--- BEGIN Record set ---
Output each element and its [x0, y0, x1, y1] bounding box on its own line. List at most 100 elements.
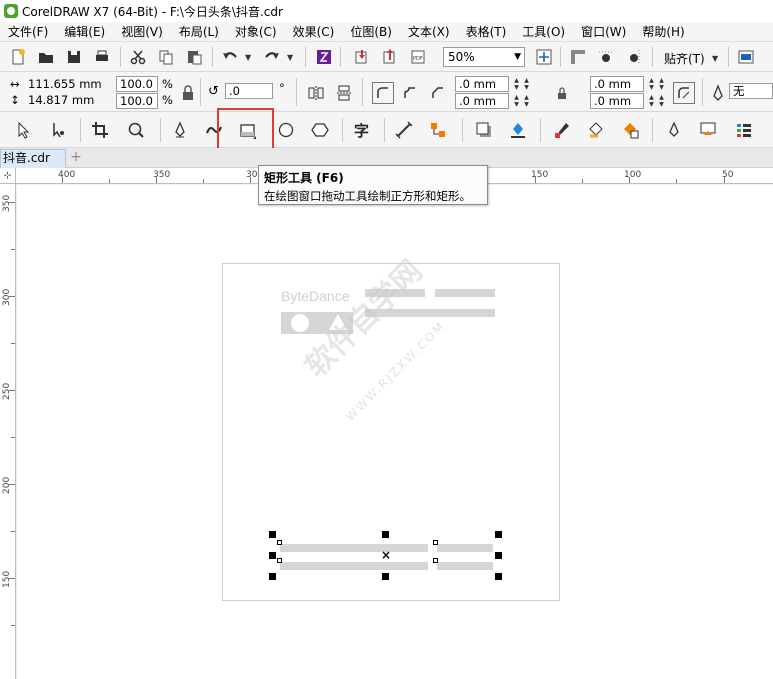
- selection-handle-top-center[interactable]: [382, 531, 389, 538]
- spin-bottom-icon[interactable]: ▲ ▼: [512, 94, 521, 108]
- round-corner-icon[interactable]: [372, 82, 394, 104]
- show-guidelines-icon[interactable]: [624, 47, 644, 67]
- smart-fill-tool-icon[interactable]: [620, 120, 640, 140]
- menu-text[interactable]: 文本(X): [408, 23, 450, 40]
- zoom-level-dropdown[interactable]: 50% ▼: [443, 47, 525, 67]
- transparency-tool-icon[interactable]: [508, 120, 528, 140]
- pick-tool-icon[interactable]: [14, 120, 34, 140]
- print-icon[interactable]: [92, 47, 112, 67]
- selection-handle-middle-left[interactable]: [269, 552, 276, 559]
- corner-radius-right-top-field[interactable]: .0 mm: [590, 76, 644, 92]
- selection-handle-top-left[interactable]: [269, 531, 276, 538]
- menu-object[interactable]: 对象(C): [235, 23, 277, 40]
- spin-bottom-b-icon[interactable]: ▲ ▼: [522, 94, 531, 108]
- node-handle[interactable]: [277, 540, 282, 545]
- connector-tool-icon[interactable]: [428, 120, 448, 140]
- selection-handle-bottom-center[interactable]: [382, 573, 389, 580]
- spin-right-bottom-b-icon[interactable]: ▲ ▼: [657, 94, 666, 108]
- selected-bar-left-top[interactable]: [280, 544, 428, 552]
- redo-dropdown-icon[interactable]: ▼: [287, 53, 293, 62]
- paste-icon[interactable]: [184, 47, 204, 67]
- menu-help[interactable]: 帮助(H): [642, 23, 684, 40]
- lock-ratio-icon[interactable]: [178, 83, 198, 103]
- menu-bitmaps[interactable]: 位图(B): [350, 23, 392, 40]
- selection-center-icon[interactable]: ×: [381, 548, 391, 562]
- node-handle[interactable]: [277, 558, 282, 563]
- corner-radius-top-field[interactable]: .0 mm: [455, 76, 509, 92]
- open-folder-icon[interactable]: [36, 47, 56, 67]
- export-icon[interactable]: [380, 47, 400, 67]
- shape-tool-icon[interactable]: [48, 120, 68, 140]
- chamfered-corner-icon[interactable]: [428, 83, 448, 103]
- outline-pen-tool-icon[interactable]: [664, 120, 684, 140]
- menu-window[interactable]: 窗口(W): [581, 23, 626, 40]
- menu-edit[interactable]: 编辑(E): [64, 23, 105, 40]
- vertical-ruler[interactable]: 350 300 250 200 150: [0, 184, 16, 679]
- relative-corner-scaling-icon[interactable]: [673, 82, 695, 104]
- undo-icon[interactable]: [220, 47, 240, 67]
- node-handle[interactable]: [433, 540, 438, 545]
- selection-handle-bottom-right[interactable]: [495, 573, 502, 580]
- import-icon[interactable]: [352, 47, 372, 67]
- zoom-tool-icon[interactable]: [126, 120, 146, 140]
- object-width-field[interactable]: 111.655 mm: [28, 77, 102, 91]
- ruler-origin-icon[interactable]: ⊹: [0, 168, 16, 184]
- polygon-tool-icon[interactable]: [310, 120, 330, 140]
- document-tab[interactable]: 抖音.cdr: [0, 149, 66, 168]
- selected-bar-right-bottom[interactable]: [437, 562, 493, 570]
- freehand-tool-icon[interactable]: [170, 120, 190, 140]
- drop-shadow-tool-icon[interactable]: [474, 120, 494, 140]
- menu-effects[interactable]: 效果(C): [293, 23, 335, 40]
- selected-bar-right-top[interactable]: [437, 544, 493, 552]
- node-handle[interactable]: [433, 558, 438, 563]
- scalloped-corner-icon[interactable]: [400, 83, 420, 103]
- object-height-field[interactable]: 14.817 mm: [28, 93, 94, 107]
- selection-handle-bottom-left[interactable]: [269, 573, 276, 580]
- full-screen-preview-icon[interactable]: [534, 47, 554, 67]
- scale-y-field[interactable]: 100.0: [116, 93, 158, 109]
- show-grid-icon[interactable]: [596, 47, 616, 67]
- undo-dropdown-icon[interactable]: ▼: [245, 53, 251, 62]
- parallel-dimension-tool-icon[interactable]: [394, 120, 414, 140]
- save-icon[interactable]: [64, 47, 84, 67]
- cut-icon[interactable]: [128, 47, 148, 67]
- spin-top-b-icon[interactable]: ▲ ▼: [522, 77, 531, 91]
- spin-right-top-icon[interactable]: ▲ ▼: [647, 77, 656, 91]
- interactive-fill-tool-icon[interactable]: [586, 120, 606, 140]
- scale-x-field[interactable]: 100.0: [116, 76, 158, 92]
- color-eyedropper-tool-icon[interactable]: [552, 120, 572, 140]
- spin-right-bottom-icon[interactable]: ▲ ▼: [647, 94, 656, 108]
- object-properties-icon[interactable]: [734, 120, 754, 140]
- selected-bar-left-bottom[interactable]: [280, 562, 428, 570]
- copy-icon[interactable]: [156, 47, 176, 67]
- text-tool-icon[interactable]: 字: [352, 120, 372, 140]
- publish-pdf-icon[interactable]: PDF: [408, 47, 428, 67]
- menu-tools[interactable]: 工具(O): [522, 23, 565, 40]
- outline-pen-icon[interactable]: [708, 83, 728, 103]
- welcome-screen-icon[interactable]: [736, 47, 756, 67]
- rotation-angle-field[interactable]: .0: [225, 83, 273, 99]
- spin-right-top-b-icon[interactable]: ▲ ▼: [657, 77, 666, 91]
- redo-icon[interactable]: [262, 47, 282, 67]
- ellipse-tool-icon[interactable]: [276, 120, 296, 140]
- corner-radius-right-bottom-field[interactable]: .0 mm: [590, 93, 644, 109]
- add-document-tab-icon[interactable]: +: [68, 150, 84, 166]
- new-document-icon[interactable]: [8, 47, 28, 67]
- mirror-vertical-icon[interactable]: [334, 83, 354, 103]
- menu-table[interactable]: 表格(T): [466, 23, 507, 40]
- drawing-canvas[interactable]: ByteDance 软件自学网 WWW.RJZXW.COM ×: [17, 185, 773, 679]
- wrap-text-dropdown[interactable]: 无: [729, 83, 773, 99]
- menu-file[interactable]: 文件(F): [8, 23, 48, 40]
- snap-dropdown-chevron-icon[interactable]: ▼: [712, 54, 718, 63]
- search-content-icon[interactable]: [314, 47, 334, 67]
- corner-radius-bottom-field[interactable]: .0 mm: [455, 93, 509, 109]
- selection-handle-top-right[interactable]: [495, 531, 502, 538]
- selection-handle-middle-right[interactable]: [495, 552, 502, 559]
- menu-view[interactable]: 视图(V): [121, 23, 163, 40]
- corner-lock-icon[interactable]: [552, 83, 572, 103]
- spin-top-icon[interactable]: ▲ ▼: [512, 77, 521, 91]
- mirror-horizontal-icon[interactable]: [306, 83, 326, 103]
- menu-layout[interactable]: 布局(L): [179, 23, 219, 40]
- snap-to-dropdown[interactable]: 贴齐(T): [664, 50, 705, 67]
- show-rulers-icon[interactable]: [568, 47, 588, 67]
--- END Record set ---
Exercise >>
Arrange the lines of the records as a numbered list, from the line with "531, 389, 538]" to the line with "- menu-bitmaps[interactable]: 位图(B): [350, 23, 392, 40]", both included, and leave out any blank lines.

Answer to this exercise >>
1. - selection-handle-top-center[interactable]: [382, 531, 389, 538]
2. - spin-bottom-icon[interactable]: ▲ ▼: [512, 94, 521, 108]
3. - round-corner-icon[interactable]: [372, 82, 394, 104]
4. - show-guidelines-icon[interactable]: [624, 47, 644, 67]
5. - smart-fill-tool-icon[interactable]: [620, 120, 640, 140]
6. - menu-text[interactable]: 文本(X): [408, 23, 450, 40]
7. - zoom-level-dropdown[interactable]: 50% ▼: [443, 47, 525, 67]
8. - transparency-tool-icon[interactable]: [508, 120, 528, 140]
9. - pick-tool-icon[interactable]: [14, 120, 34, 140]
10. - print-icon[interactable]: [92, 47, 112, 67]
11. - selection-handle-middle-left[interactable]: [269, 552, 276, 559]
12. - corner-radius-right-top-field[interactable]: .0 mm: [590, 76, 644, 92]
13. - selection-handle-top-left[interactable]: [269, 531, 276, 538]
14. - menu-object[interactable]: 对象(C): [235, 23, 277, 40]
15. - spin-bottom-b-icon[interactable]: ▲ ▼: [522, 94, 531, 108]
16. - node-handle[interactable]: [277, 540, 282, 545]
17. - connector-tool-icon[interactable]: [428, 120, 448, 140]
18. - selection-handle-bottom-center[interactable]: [382, 573, 389, 580]
19. - spin-right-bottom-b-icon[interactable]: ▲ ▼: [657, 94, 666, 108]
20. - selected-bar-left-top[interactable]: [280, 544, 428, 552]
21. - redo-dropdown-icon[interactable]: ▼: [287, 53, 293, 62]
22. - paste-icon[interactable]: [184, 47, 204, 67]
23. - menu-help[interactable]: 帮助(H): [642, 23, 684, 40]
24. - lock-ratio-icon[interactable]: [178, 83, 198, 103]
25. - menu-bitmaps[interactable]: 位图(B): [350, 23, 392, 40]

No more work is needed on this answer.